[Collection entries]
----

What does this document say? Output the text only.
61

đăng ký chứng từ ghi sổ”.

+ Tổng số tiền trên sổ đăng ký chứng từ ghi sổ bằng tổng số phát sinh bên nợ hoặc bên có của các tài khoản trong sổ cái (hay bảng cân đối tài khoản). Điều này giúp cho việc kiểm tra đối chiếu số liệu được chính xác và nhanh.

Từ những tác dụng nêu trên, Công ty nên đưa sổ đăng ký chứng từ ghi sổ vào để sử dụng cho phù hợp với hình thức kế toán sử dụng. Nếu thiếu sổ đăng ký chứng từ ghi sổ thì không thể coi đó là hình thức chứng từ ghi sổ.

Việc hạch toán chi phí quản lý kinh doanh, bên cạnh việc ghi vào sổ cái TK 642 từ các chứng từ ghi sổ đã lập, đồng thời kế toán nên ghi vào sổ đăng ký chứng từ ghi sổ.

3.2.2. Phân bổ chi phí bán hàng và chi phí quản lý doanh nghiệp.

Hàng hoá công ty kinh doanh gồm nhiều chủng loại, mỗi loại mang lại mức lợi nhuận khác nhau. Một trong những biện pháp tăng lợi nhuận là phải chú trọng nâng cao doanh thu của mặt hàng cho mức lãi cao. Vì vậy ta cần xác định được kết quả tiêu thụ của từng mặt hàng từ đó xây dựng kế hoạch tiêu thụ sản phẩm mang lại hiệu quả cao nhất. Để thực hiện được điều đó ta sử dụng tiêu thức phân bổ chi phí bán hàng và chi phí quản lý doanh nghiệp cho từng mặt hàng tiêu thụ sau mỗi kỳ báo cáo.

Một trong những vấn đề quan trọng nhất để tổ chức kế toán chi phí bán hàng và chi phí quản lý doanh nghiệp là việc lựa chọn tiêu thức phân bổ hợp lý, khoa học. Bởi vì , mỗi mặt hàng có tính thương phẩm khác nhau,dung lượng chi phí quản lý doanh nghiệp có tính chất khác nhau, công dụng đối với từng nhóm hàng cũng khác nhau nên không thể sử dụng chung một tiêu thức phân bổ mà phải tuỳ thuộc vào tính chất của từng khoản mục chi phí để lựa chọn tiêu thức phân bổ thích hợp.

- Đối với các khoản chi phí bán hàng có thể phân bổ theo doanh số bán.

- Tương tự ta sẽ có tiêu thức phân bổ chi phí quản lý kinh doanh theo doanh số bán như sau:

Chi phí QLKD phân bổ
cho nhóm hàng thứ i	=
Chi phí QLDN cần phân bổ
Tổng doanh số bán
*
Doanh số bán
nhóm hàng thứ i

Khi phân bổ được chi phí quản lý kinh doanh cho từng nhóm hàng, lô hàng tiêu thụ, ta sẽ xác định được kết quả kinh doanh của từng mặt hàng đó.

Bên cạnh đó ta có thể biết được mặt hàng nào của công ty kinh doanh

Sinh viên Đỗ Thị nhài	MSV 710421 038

----

Required work: Read the data above. Pull out each line in which the string "khác" appears.

In response:
Hàng hoá công ty kinh doanh gồm nhiều chủng loại, mỗi loại mang lại mức lợi nhuận khác nhau. Một trong những biện pháp tăng lợi nhuận là phải chú trọng nâng cao doanh thu của mặt hàng cho mức lãi cao. Vì vậy ta cần xác định được kết quả tiêu thụ của từng mặt hàng từ đó xây dựng kế hoạch tiêu thụ sản phẩm mang lại hiệu quả cao nhất. Để thực hiện được điều đó ta sử dụng tiêu thức phân bổ chi phí bán hàng và chi phí quản lý doanh nghiệp cho từng mặt hàng tiêu thụ sau mỗi kỳ báo cáo.
Một trong những vấn đề quan trọng nhất để tổ chức kế toán chi phí bán hàng và chi phí quản lý doanh nghiệp là việc lựa chọn tiêu thức phân bổ hợp lý, khoa học. Bởi vì , mỗi mặt hàng có tính thương phẩm khác nhau,dung lượng chi phí quản lý doanh nghiệp có tính chất khác nhau, công dụng đối với từng nhóm hàng cũng khác nhau nên không thể sử dụng chung một tiêu thức phân bổ mà phải tuỳ thuộc vào tính chất của từng khoản mục chi phí để lựa chọn tiêu thức phân bổ thích hợp.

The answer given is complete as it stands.